* **EXERCISE OBJECTIVE**:
Collect all the lines that mention the word "Alexander".

— Begin MATERIAL PROVIDED —

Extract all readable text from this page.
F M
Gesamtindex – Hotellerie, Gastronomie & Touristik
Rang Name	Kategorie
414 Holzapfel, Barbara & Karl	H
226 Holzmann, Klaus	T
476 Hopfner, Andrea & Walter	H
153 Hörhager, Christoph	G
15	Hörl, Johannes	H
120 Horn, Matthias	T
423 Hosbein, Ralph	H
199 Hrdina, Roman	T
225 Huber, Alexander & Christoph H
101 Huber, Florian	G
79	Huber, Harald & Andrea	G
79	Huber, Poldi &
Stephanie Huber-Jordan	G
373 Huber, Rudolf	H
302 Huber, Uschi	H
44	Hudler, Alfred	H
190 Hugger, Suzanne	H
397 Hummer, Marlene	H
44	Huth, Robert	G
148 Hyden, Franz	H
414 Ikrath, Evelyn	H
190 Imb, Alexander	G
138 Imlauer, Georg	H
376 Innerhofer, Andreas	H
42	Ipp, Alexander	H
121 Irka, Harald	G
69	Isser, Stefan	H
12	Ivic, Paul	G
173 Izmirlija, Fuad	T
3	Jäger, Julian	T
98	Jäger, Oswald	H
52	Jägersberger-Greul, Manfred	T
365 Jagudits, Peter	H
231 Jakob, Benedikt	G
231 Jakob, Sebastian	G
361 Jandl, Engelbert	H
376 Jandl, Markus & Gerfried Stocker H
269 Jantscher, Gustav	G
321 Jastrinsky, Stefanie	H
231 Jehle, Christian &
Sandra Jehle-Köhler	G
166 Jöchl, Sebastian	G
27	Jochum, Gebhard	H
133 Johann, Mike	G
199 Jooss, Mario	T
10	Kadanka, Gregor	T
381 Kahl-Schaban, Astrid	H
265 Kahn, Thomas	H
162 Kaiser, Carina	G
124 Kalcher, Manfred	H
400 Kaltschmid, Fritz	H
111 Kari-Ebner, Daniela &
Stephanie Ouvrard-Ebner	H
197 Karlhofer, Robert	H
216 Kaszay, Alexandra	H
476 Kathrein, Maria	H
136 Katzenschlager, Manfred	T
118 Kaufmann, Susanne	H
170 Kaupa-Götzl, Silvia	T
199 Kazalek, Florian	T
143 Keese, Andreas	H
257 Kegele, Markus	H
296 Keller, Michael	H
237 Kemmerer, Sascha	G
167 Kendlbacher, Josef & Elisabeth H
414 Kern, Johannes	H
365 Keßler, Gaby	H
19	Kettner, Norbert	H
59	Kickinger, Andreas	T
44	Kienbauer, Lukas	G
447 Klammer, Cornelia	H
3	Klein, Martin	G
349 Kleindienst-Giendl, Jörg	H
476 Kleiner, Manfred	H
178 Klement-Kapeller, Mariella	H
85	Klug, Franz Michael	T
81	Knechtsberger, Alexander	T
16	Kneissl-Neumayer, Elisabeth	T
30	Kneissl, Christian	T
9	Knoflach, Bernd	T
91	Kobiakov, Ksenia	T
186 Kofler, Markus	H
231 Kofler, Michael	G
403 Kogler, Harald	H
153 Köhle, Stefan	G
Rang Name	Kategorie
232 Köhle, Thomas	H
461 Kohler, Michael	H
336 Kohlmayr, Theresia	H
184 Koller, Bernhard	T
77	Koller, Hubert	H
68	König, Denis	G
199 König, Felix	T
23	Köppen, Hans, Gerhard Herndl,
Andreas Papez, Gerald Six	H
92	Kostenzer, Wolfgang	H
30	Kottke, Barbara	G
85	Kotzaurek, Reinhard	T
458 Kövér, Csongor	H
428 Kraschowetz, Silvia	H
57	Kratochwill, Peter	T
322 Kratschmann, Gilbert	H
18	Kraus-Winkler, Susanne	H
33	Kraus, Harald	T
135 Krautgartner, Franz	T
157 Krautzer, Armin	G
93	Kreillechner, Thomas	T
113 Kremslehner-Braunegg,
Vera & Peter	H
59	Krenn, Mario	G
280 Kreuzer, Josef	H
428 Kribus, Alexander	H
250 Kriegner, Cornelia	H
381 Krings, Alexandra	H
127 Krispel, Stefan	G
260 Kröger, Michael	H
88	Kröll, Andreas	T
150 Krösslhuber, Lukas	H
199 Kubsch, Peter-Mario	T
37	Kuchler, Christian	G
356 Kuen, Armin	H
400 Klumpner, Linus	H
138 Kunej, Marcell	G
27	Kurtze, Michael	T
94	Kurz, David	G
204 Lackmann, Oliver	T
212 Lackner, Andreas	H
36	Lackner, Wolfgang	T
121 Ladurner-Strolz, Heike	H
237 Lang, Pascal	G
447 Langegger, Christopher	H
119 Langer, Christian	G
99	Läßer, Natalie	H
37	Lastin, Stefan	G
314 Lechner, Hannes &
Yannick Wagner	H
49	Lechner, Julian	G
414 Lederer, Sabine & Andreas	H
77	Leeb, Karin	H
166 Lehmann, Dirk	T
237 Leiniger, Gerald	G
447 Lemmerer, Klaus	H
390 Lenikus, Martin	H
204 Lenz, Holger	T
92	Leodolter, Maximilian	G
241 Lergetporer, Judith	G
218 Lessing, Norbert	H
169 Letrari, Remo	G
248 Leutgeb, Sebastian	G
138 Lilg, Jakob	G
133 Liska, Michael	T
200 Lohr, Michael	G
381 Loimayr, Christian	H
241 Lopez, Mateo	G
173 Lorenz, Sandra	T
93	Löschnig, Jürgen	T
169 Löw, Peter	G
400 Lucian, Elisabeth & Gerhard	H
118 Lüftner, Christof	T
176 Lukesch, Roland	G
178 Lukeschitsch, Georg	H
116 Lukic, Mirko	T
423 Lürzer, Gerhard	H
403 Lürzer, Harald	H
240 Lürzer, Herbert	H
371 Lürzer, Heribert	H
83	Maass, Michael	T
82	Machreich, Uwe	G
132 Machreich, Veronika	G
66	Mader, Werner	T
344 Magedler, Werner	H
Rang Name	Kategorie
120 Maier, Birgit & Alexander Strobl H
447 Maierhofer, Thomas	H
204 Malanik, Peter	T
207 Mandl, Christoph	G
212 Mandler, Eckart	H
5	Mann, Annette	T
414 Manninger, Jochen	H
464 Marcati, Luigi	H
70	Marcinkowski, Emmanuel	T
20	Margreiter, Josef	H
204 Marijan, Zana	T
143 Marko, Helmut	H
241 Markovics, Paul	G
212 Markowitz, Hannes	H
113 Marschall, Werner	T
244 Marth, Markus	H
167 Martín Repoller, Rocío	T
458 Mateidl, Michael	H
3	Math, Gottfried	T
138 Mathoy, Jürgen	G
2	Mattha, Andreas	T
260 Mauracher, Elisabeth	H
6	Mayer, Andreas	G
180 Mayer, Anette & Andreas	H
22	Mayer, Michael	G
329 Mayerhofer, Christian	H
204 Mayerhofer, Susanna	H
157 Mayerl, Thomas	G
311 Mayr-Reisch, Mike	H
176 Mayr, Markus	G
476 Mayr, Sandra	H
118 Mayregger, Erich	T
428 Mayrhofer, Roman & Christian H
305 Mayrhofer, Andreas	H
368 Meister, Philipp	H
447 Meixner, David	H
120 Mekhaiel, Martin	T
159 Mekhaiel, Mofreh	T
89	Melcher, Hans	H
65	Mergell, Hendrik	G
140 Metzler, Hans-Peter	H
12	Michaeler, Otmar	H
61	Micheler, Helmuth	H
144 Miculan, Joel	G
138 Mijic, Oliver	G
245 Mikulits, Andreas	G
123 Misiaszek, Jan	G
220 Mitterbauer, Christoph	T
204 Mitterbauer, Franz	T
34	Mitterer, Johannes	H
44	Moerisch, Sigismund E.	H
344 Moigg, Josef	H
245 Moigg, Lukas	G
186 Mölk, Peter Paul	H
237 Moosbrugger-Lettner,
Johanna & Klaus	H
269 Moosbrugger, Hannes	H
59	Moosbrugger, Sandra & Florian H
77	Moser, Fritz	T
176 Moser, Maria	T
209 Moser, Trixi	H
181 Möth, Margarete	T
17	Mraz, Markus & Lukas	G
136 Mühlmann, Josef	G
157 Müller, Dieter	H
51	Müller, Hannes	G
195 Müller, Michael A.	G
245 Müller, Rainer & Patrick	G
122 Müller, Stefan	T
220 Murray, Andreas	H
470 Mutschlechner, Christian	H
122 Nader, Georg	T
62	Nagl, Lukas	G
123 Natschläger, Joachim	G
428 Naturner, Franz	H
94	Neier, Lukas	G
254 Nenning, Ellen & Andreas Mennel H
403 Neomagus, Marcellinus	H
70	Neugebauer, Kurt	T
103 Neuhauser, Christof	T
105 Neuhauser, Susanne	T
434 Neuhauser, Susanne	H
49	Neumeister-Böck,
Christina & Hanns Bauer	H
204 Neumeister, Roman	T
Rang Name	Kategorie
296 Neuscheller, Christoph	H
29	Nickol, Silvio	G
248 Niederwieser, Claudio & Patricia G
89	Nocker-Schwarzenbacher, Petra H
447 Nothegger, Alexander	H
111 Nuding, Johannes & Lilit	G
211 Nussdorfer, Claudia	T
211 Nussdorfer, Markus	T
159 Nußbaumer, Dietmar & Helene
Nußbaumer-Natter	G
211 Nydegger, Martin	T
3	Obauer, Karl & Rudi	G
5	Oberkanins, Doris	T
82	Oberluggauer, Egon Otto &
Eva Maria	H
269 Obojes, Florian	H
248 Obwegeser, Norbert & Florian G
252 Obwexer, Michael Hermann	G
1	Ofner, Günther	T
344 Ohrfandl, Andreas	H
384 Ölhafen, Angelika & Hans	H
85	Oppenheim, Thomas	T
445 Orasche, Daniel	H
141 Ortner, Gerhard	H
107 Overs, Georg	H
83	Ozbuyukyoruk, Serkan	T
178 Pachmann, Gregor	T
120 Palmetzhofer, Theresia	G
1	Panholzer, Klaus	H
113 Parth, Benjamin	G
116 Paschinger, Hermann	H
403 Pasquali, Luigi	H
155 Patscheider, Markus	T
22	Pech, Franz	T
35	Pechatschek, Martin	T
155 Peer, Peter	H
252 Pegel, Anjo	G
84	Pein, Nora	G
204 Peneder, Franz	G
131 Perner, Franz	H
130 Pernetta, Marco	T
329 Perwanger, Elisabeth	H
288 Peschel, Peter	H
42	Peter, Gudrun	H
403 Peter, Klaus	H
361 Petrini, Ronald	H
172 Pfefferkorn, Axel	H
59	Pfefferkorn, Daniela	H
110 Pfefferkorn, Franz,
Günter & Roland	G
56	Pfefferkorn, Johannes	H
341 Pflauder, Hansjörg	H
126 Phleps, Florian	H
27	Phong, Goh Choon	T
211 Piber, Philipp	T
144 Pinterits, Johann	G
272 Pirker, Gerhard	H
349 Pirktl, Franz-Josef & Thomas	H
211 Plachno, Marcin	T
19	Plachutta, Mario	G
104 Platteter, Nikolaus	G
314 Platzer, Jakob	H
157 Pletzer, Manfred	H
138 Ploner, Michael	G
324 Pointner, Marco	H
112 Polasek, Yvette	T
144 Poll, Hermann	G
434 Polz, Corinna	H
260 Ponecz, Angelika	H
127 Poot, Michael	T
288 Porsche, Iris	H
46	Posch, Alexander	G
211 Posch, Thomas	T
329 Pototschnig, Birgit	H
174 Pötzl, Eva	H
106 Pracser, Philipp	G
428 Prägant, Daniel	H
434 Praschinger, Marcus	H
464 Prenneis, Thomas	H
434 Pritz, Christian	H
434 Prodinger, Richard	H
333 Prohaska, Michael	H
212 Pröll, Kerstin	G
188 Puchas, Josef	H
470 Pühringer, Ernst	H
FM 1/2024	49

— End MATERIAL PROVIDED —

* **WRITTEN SOLUTION**:
225 Huber, Alexander & Christoph H
190 Imb, Alexander	G
42	Ipp, Alexander	H
81	Knechtsberger, Alexander	T
428 Kribus, Alexander	H
120 Maier, Birgit & Alexander Strobl H
447 Nothegger, Alexander	H
46	Posch, Alexander	G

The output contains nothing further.